** Task details **
Take every line where the string "alpha" appears and copy it.

** Records shown **
▼

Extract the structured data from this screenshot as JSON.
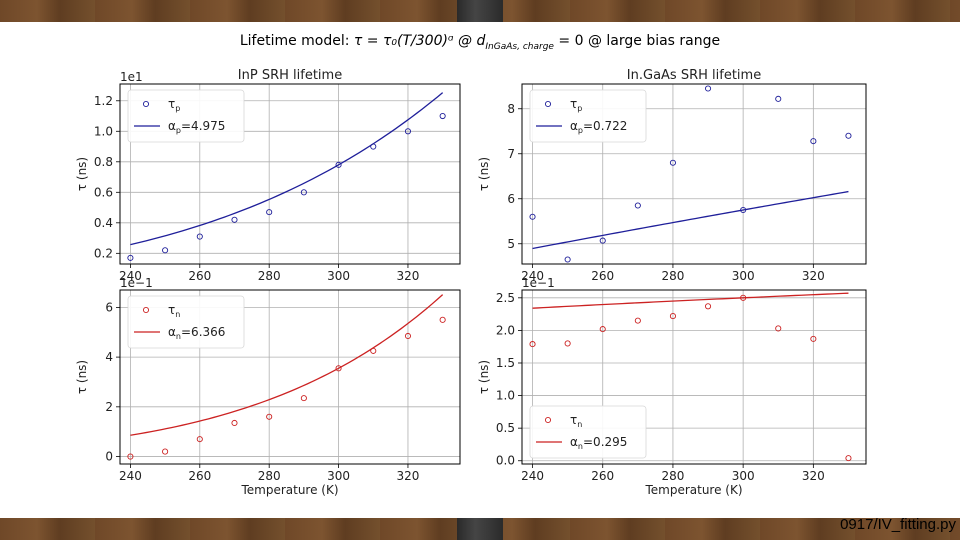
{
  "slide": {
    "title_prefix": "Lifetime model: ",
    "title_formula": "τ = τ₀(T/300)ᵅ @ d",
    "title_subscript": "InGaAs, charge",
    "title_suffix": " = 0 @ large bias range",
    "footer": "0917/IV_fitting.py"
  },
  "colors": {
    "blue": "#1f1f9a",
    "red": "#cc2222",
    "grid": "#b0b0b0"
  },
  "chart_data": [
    {
      "id": "inp-p",
      "type": "scatter",
      "color": "blue",
      "title": "InP SRH lifetime",
      "ylabel": "τ (ns)",
      "xlabel": "",
      "offset_label": "1e1",
      "xlim": [
        237,
        335
      ],
      "ylim": [
        0.13,
        1.31
      ],
      "xticks": [
        240,
        260,
        280,
        300,
        320
      ],
      "yticks": [
        0.2,
        0.4,
        0.6,
        0.8,
        1.0,
        1.2
      ],
      "ytick_labels": [
        "0.2",
        "0.4",
        "0.6",
        "0.8",
        "1.0",
        "1.2"
      ],
      "x": [
        240,
        250,
        260,
        270,
        280,
        290,
        300,
        310,
        320,
        330
      ],
      "y": [
        0.17,
        0.22,
        0.31,
        0.42,
        0.47,
        0.6,
        0.78,
        0.9,
        1.0,
        1.1
      ],
      "fit": {
        "tau0": 0.78,
        "alpha": 4.975
      },
      "legend": {
        "position": "top-left",
        "marker_label": "τ",
        "marker_sub": "p",
        "line_label": "α",
        "line_sub": "p",
        "line_value": "=4.975"
      }
    },
    {
      "id": "ingaas-p",
      "type": "scatter",
      "color": "blue",
      "title": "In.GaAs SRH lifetime",
      "ylabel": "τ (ns)",
      "xlabel": "",
      "offset_label": "",
      "xlim": [
        237,
        335
      ],
      "ylim": [
        4.55,
        8.55
      ],
      "xticks": [
        240,
        260,
        280,
        300,
        320
      ],
      "yticks": [
        5,
        6,
        7,
        8
      ],
      "ytick_labels": [
        "5",
        "6",
        "7",
        "8"
      ],
      "x": [
        240,
        250,
        260,
        270,
        280,
        290,
        300,
        310,
        320,
        330
      ],
      "y": [
        5.6,
        4.65,
        5.07,
        5.85,
        6.8,
        8.45,
        5.75,
        8.22,
        7.28,
        7.4
      ],
      "fit": {
        "tau0": 5.75,
        "alpha": 0.722
      },
      "legend": {
        "position": "top-left",
        "marker_label": "τ",
        "marker_sub": "p",
        "line_label": "α",
        "line_sub": "p",
        "line_value": "=0.722"
      }
    },
    {
      "id": "inp-n",
      "type": "scatter",
      "color": "red",
      "title": "",
      "ylabel": "τ (ns)",
      "xlabel": "Temperature (K)",
      "offset_label": "1e−1",
      "xlim": [
        237,
        335
      ],
      "ylim": [
        -0.3,
        6.7
      ],
      "xticks": [
        240,
        260,
        280,
        300,
        320
      ],
      "yticks": [
        0,
        2,
        4,
        6
      ],
      "ytick_labels": [
        "0",
        "2",
        "4",
        "6"
      ],
      "x": [
        240,
        250,
        260,
        270,
        280,
        290,
        300,
        310,
        320,
        330
      ],
      "y": [
        0.0,
        0.2,
        0.7,
        1.35,
        1.6,
        2.35,
        3.55,
        4.25,
        4.85,
        5.5
      ],
      "fit": {
        "tau0": 3.55,
        "alpha": 6.366
      },
      "legend": {
        "position": "top-left",
        "marker_label": "τ",
        "marker_sub": "n",
        "line_label": "α",
        "line_sub": "n",
        "line_value": "=6.366"
      }
    },
    {
      "id": "ingaas-n",
      "type": "scatter",
      "color": "red",
      "title": "",
      "ylabel": "τ (ns)",
      "xlabel": "Temperature (K)",
      "offset_label": "1e−1",
      "xlim": [
        237,
        335
      ],
      "ylim": [
        -0.05,
        2.62
      ],
      "xticks": [
        240,
        260,
        280,
        300,
        320
      ],
      "yticks": [
        0.0,
        0.5,
        1.0,
        1.5,
        2.0,
        2.5
      ],
      "ytick_labels": [
        "0.0",
        "0.5",
        "1.0",
        "1.5",
        "2.0",
        "2.5"
      ],
      "x": [
        240,
        250,
        260,
        270,
        280,
        290,
        300,
        310,
        320,
        330
      ],
      "y": [
        1.79,
        1.8,
        2.02,
        2.15,
        2.22,
        2.37,
        2.5,
        2.03,
        1.87,
        0.04
      ],
      "fit": {
        "tau0": 2.5,
        "alpha": 0.295
      },
      "legend": {
        "position": "bottom-left",
        "marker_label": "τ",
        "marker_sub": "n",
        "line_label": "α",
        "line_sub": "n",
        "line_value": "=0.295"
      }
    }
  ]
}
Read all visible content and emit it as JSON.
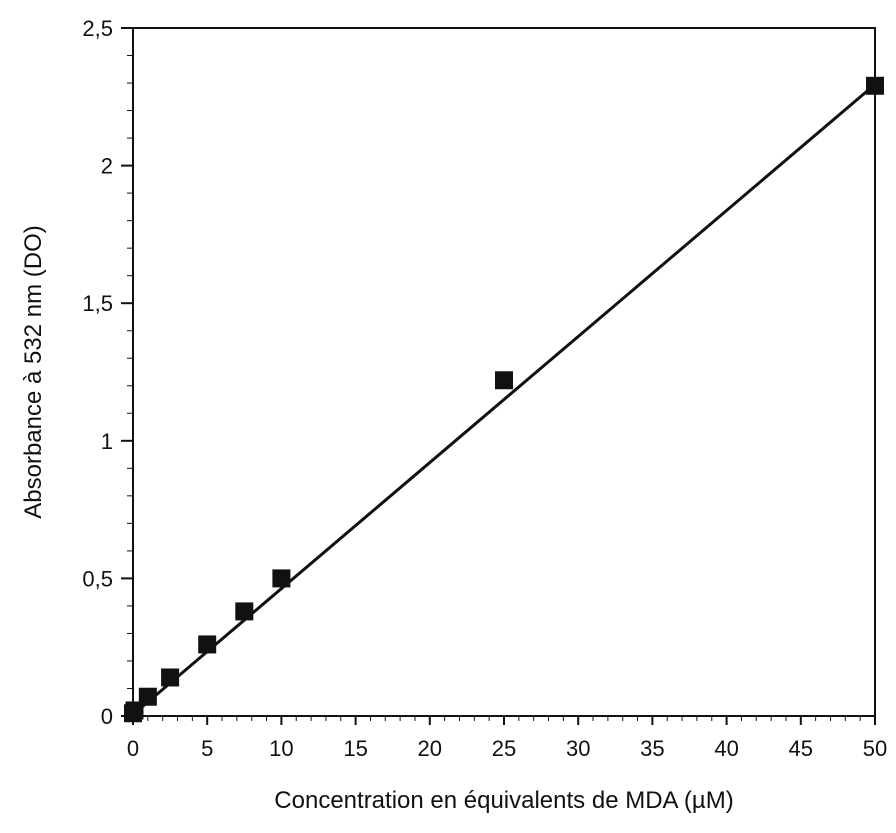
{
  "chart_data": {
    "type": "scatter",
    "title": "",
    "xlabel": "Concentration en équivalents de MDA (µM)",
    "ylabel": "Absorbance à 532 nm (DO)",
    "xlim": [
      0,
      50
    ],
    "ylim": [
      0,
      2.5
    ],
    "x_ticks": [
      0,
      5,
      10,
      15,
      20,
      25,
      30,
      35,
      40,
      45,
      50
    ],
    "x_tick_labels": [
      "0",
      "5",
      "10",
      "15",
      "20",
      "25",
      "30",
      "35",
      "40",
      "45",
      "50"
    ],
    "y_ticks": [
      0,
      0.5,
      1,
      1.5,
      2,
      2.5
    ],
    "y_tick_labels": [
      "0",
      "0,5",
      "1",
      "1,5",
      "2",
      "2,5"
    ],
    "grid": false,
    "legend": "none",
    "series": [
      {
        "marker": "filled-square",
        "color": "#111111",
        "points": [
          {
            "x": 0,
            "y": 0.01
          },
          {
            "x": 0.1,
            "y": 0.02
          },
          {
            "x": 1,
            "y": 0.07
          },
          {
            "x": 2.5,
            "y": 0.14
          },
          {
            "x": 5,
            "y": 0.26
          },
          {
            "x": 7.5,
            "y": 0.38
          },
          {
            "x": 10,
            "y": 0.5
          },
          {
            "x": 25,
            "y": 1.22
          },
          {
            "x": 50,
            "y": 2.29
          }
        ]
      }
    ],
    "fit_line": {
      "x": [
        0,
        50
      ],
      "y": [
        0.005,
        2.295
      ],
      "color": "#111111"
    }
  }
}
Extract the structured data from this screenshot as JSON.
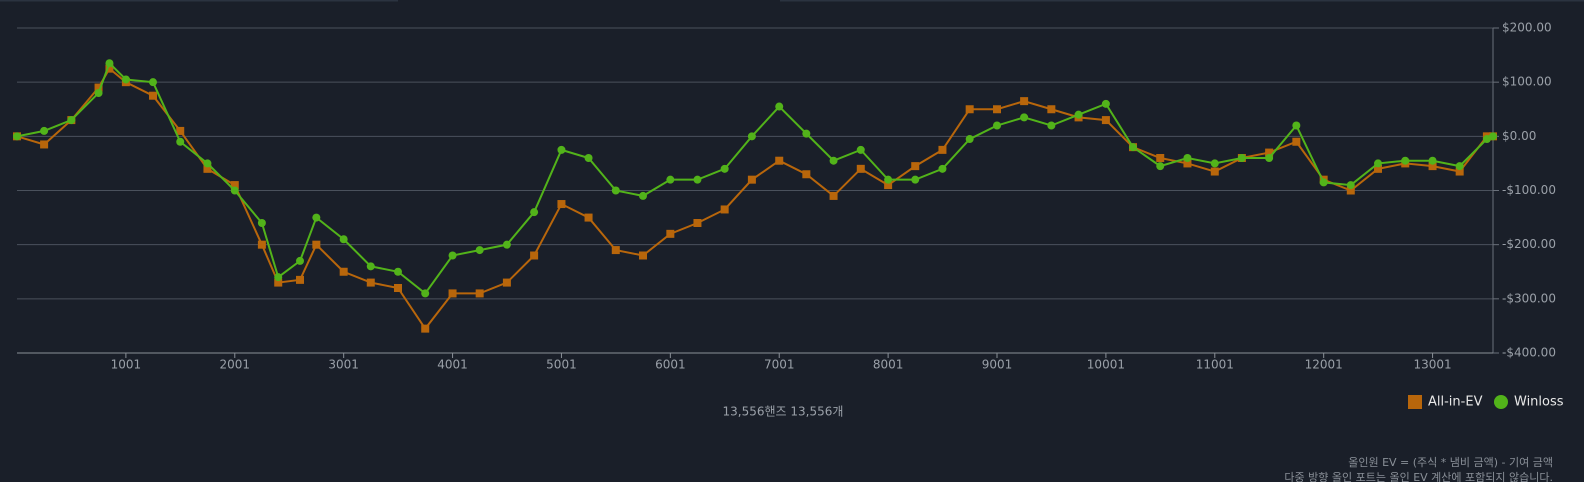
{
  "chart_data": {
    "type": "line",
    "x": [
      1,
      250,
      500,
      750,
      850,
      1001,
      1250,
      1500,
      1750,
      2001,
      2250,
      2400,
      2600,
      2750,
      3001,
      3250,
      3500,
      3750,
      4001,
      4250,
      4500,
      4750,
      5001,
      5250,
      5500,
      5750,
      6001,
      6250,
      6500,
      6750,
      7001,
      7250,
      7500,
      7750,
      8001,
      8250,
      8500,
      8750,
      9001,
      9250,
      9500,
      9750,
      10001,
      10250,
      10500,
      10750,
      11001,
      11250,
      11500,
      11750,
      12001,
      12250,
      12500,
      12750,
      13001,
      13250,
      13500,
      13556
    ],
    "series": [
      {
        "name": "All-in-EV",
        "color": "#b8660b",
        "marker": "square",
        "values": [
          0,
          -15,
          30,
          90,
          125,
          100,
          75,
          10,
          -60,
          -90,
          -200,
          -270,
          -265,
          -200,
          -250,
          -270,
          -280,
          -355,
          -290,
          -290,
          -270,
          -220,
          -125,
          -150,
          -210,
          -220,
          -180,
          -160,
          -135,
          -80,
          -45,
          -70,
          -110,
          -60,
          -90,
          -55,
          -25,
          50,
          50,
          65,
          50,
          35,
          30,
          -20,
          -40,
          -50,
          -65,
          -40,
          -30,
          -10,
          -80,
          -100,
          -60,
          -50,
          -55,
          -65,
          0,
          0
        ]
      },
      {
        "name": "Winloss",
        "color": "#52b31a",
        "marker": "circle",
        "values": [
          0,
          10,
          30,
          80,
          135,
          105,
          100,
          -10,
          -50,
          -100,
          -160,
          -260,
          -230,
          -150,
          -190,
          -240,
          -250,
          -290,
          -220,
          -210,
          -200,
          -140,
          -25,
          -40,
          -100,
          -110,
          -80,
          -80,
          -60,
          0,
          55,
          5,
          -45,
          -25,
          -80,
          -80,
          -60,
          -5,
          20,
          35,
          20,
          40,
          60,
          -20,
          -55,
          -40,
          -50,
          -40,
          -40,
          20,
          -85,
          -90,
          -50,
          -45,
          -45,
          -55,
          -5,
          0
        ]
      }
    ],
    "xlim": [
      1,
      13556
    ],
    "xticks": [
      1001,
      2001,
      3001,
      4001,
      5001,
      6001,
      7001,
      8001,
      9001,
      10001,
      11001,
      12001,
      13001
    ],
    "ylim": [
      -400,
      200
    ],
    "yticks": [
      {
        "value": -400,
        "label": "-$400.00"
      },
      {
        "value": -300,
        "label": "-$300.00"
      },
      {
        "value": -200,
        "label": "-$200.00"
      },
      {
        "value": -100,
        "label": "-$100.00"
      },
      {
        "value": 0,
        "label": "$0.00"
      },
      {
        "value": 100,
        "label": "$100.00"
      },
      {
        "value": 200,
        "label": "$200.00"
      }
    ],
    "grid": true,
    "legend": "bottom-right",
    "footer": "13,556핸즈 13,556개",
    "notes": [
      "올인원 EV = (주식 * 냄비 금액) - 기여 금액",
      "다중 방향 올인 포트는 올인 EV 계산에 포함되지 않습니다."
    ]
  }
}
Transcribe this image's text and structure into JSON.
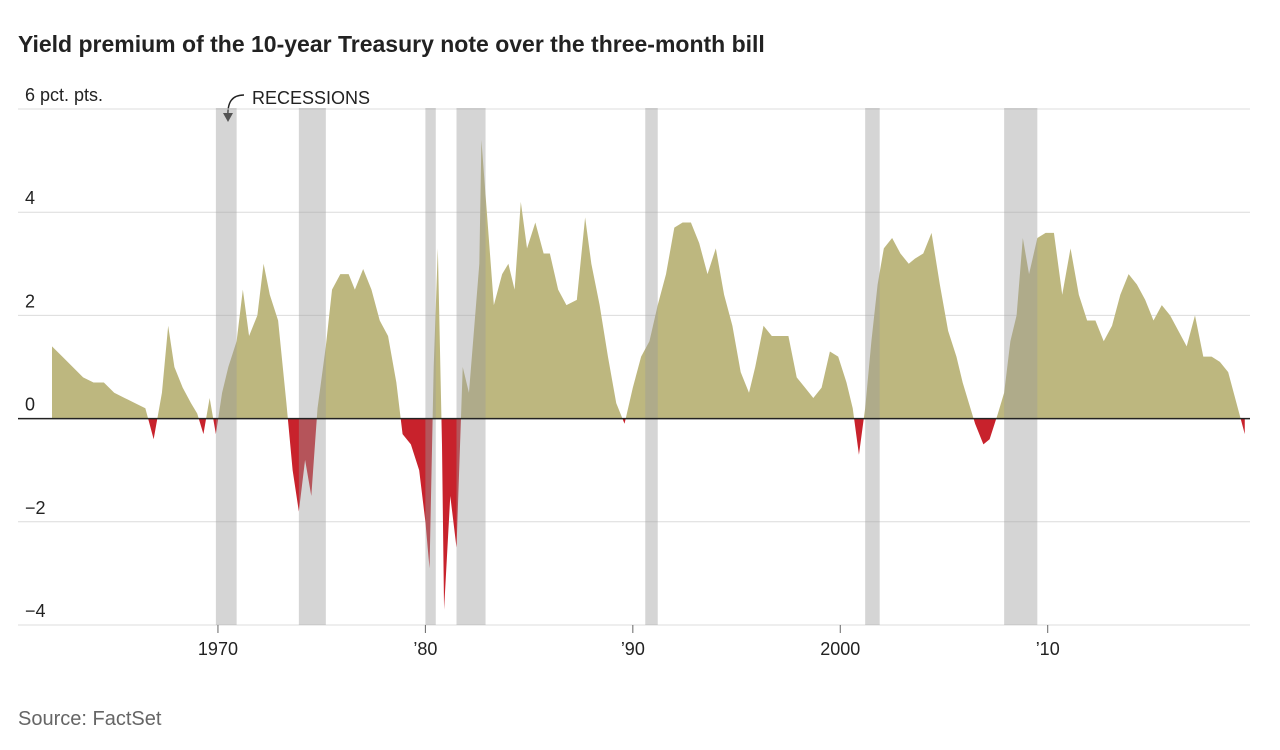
{
  "chart_data": {
    "type": "area",
    "title": "Yield premium of the 10-year Treasury note over the three-month bill",
    "source": "Source: FactSet",
    "annotation": "RECESSIONS",
    "positive_color": "#bdb77f",
    "negative_color": "#c8222c",
    "xlim": [
      1962,
      2019.8
    ],
    "ylim": [
      -4,
      6
    ],
    "yticks": [
      {
        "value": 6,
        "label": "6 pct. pts."
      },
      4,
      2,
      0,
      {
        "value": -2,
        "label": "−2"
      },
      {
        "value": -4,
        "label": "−4"
      }
    ],
    "xticks": [
      {
        "value": 1970,
        "label": "1970"
      },
      {
        "value": 1980,
        "label": "’80"
      },
      {
        "value": 1990,
        "label": "’90"
      },
      {
        "value": 2000,
        "label": "2000"
      },
      {
        "value": 2010,
        "label": "’10"
      }
    ],
    "grid": true,
    "recessions": [
      [
        1969.9,
        1970.9
      ],
      [
        1973.9,
        1975.2
      ],
      [
        1980.0,
        1980.5
      ],
      [
        1981.5,
        1982.9
      ],
      [
        1990.6,
        1991.2
      ],
      [
        2001.2,
        2001.9
      ],
      [
        2007.9,
        2009.5
      ]
    ],
    "x": [
      1962.0,
      1962.5,
      1963.0,
      1963.5,
      1964.0,
      1964.5,
      1965.0,
      1965.5,
      1966.0,
      1966.5,
      1966.9,
      1967.3,
      1967.6,
      1967.9,
      1968.3,
      1968.7,
      1969.0,
      1969.3,
      1969.6,
      1969.9,
      1970.2,
      1970.5,
      1970.9,
      1971.2,
      1971.5,
      1971.9,
      1972.2,
      1972.5,
      1972.9,
      1973.3,
      1973.6,
      1973.9,
      1974.2,
      1974.5,
      1974.8,
      1975.2,
      1975.5,
      1975.9,
      1976.3,
      1976.6,
      1977.0,
      1977.4,
      1977.8,
      1978.2,
      1978.6,
      1978.9,
      1979.3,
      1979.7,
      1980.0,
      1980.2,
      1980.4,
      1980.6,
      1980.8,
      1980.9,
      1981.2,
      1981.5,
      1981.8,
      1982.1,
      1982.4,
      1982.6,
      1982.7,
      1983.0,
      1983.3,
      1983.7,
      1984.0,
      1984.3,
      1984.6,
      1984.9,
      1985.3,
      1985.7,
      1986.0,
      1986.4,
      1986.8,
      1987.3,
      1987.7,
      1988.0,
      1988.4,
      1988.8,
      1989.2,
      1989.6,
      1990.0,
      1990.4,
      1990.8,
      1991.2,
      1991.6,
      1992.0,
      1992.4,
      1992.8,
      1993.2,
      1993.6,
      1994.0,
      1994.4,
      1994.8,
      1995.2,
      1995.6,
      1995.9,
      1996.3,
      1996.7,
      1997.1,
      1997.5,
      1997.9,
      1998.3,
      1998.7,
      1999.1,
      1999.5,
      1999.9,
      2000.3,
      2000.6,
      2000.9,
      2001.2,
      2001.5,
      2001.8,
      2002.1,
      2002.5,
      2002.9,
      2003.3,
      2003.6,
      2004.0,
      2004.4,
      2004.8,
      2005.2,
      2005.6,
      2005.9,
      2006.2,
      2006.5,
      2006.9,
      2007.2,
      2007.6,
      2007.9,
      2008.2,
      2008.5,
      2008.8,
      2009.1,
      2009.5,
      2009.9,
      2010.3,
      2010.7,
      2011.1,
      2011.5,
      2011.9,
      2012.3,
      2012.7,
      2013.1,
      2013.5,
      2013.9,
      2014.3,
      2014.7,
      2015.1,
      2015.5,
      2015.9,
      2016.3,
      2016.7,
      2017.1,
      2017.5,
      2017.9,
      2018.3,
      2018.7,
      2019.1,
      2019.5
    ],
    "values": [
      1.4,
      1.2,
      1.0,
      0.8,
      0.7,
      0.7,
      0.5,
      0.4,
      0.3,
      0.2,
      -0.4,
      0.5,
      1.8,
      1.0,
      0.6,
      0.3,
      0.1,
      -0.3,
      0.4,
      -0.3,
      0.5,
      1.0,
      1.5,
      2.5,
      1.6,
      2.0,
      3.0,
      2.4,
      1.9,
      0.3,
      -1.0,
      -1.8,
      -0.8,
      -1.5,
      0.2,
      1.4,
      2.5,
      2.8,
      2.8,
      2.5,
      2.9,
      2.5,
      1.9,
      1.6,
      0.7,
      -0.3,
      -0.5,
      -1.0,
      -2.0,
      -2.9,
      1.0,
      3.3,
      -0.5,
      -3.7,
      -1.5,
      -2.5,
      1.0,
      0.5,
      2.0,
      3.0,
      5.4,
      3.8,
      2.2,
      2.8,
      3.0,
      2.5,
      4.2,
      3.3,
      3.8,
      3.2,
      3.2,
      2.5,
      2.2,
      2.3,
      3.9,
      3.0,
      2.2,
      1.2,
      0.3,
      -0.1,
      0.6,
      1.2,
      1.5,
      2.2,
      2.8,
      3.7,
      3.8,
      3.8,
      3.4,
      2.8,
      3.3,
      2.4,
      1.8,
      0.9,
      0.5,
      1.0,
      1.8,
      1.6,
      1.6,
      1.6,
      0.8,
      0.6,
      0.4,
      0.6,
      1.3,
      1.2,
      0.7,
      0.2,
      -0.7,
      0.2,
      1.5,
      2.6,
      3.3,
      3.5,
      3.2,
      3.0,
      3.1,
      3.2,
      3.6,
      2.6,
      1.7,
      1.2,
      0.7,
      0.3,
      -0.1,
      -0.5,
      -0.4,
      0.1,
      0.5,
      1.5,
      2.0,
      3.5,
      2.8,
      3.5,
      3.6,
      3.6,
      2.4,
      3.3,
      2.4,
      1.9,
      1.9,
      1.5,
      1.8,
      2.4,
      2.8,
      2.6,
      2.3,
      1.9,
      2.2,
      2.0,
      1.7,
      1.4,
      2.0,
      1.2,
      1.2,
      1.1,
      0.9,
      0.3,
      -0.3
    ]
  }
}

▲

** Finished answer **
        "alpha": 4.975
        "alpha": 0.722
        "alpha": 6.366
        "alpha": 0.295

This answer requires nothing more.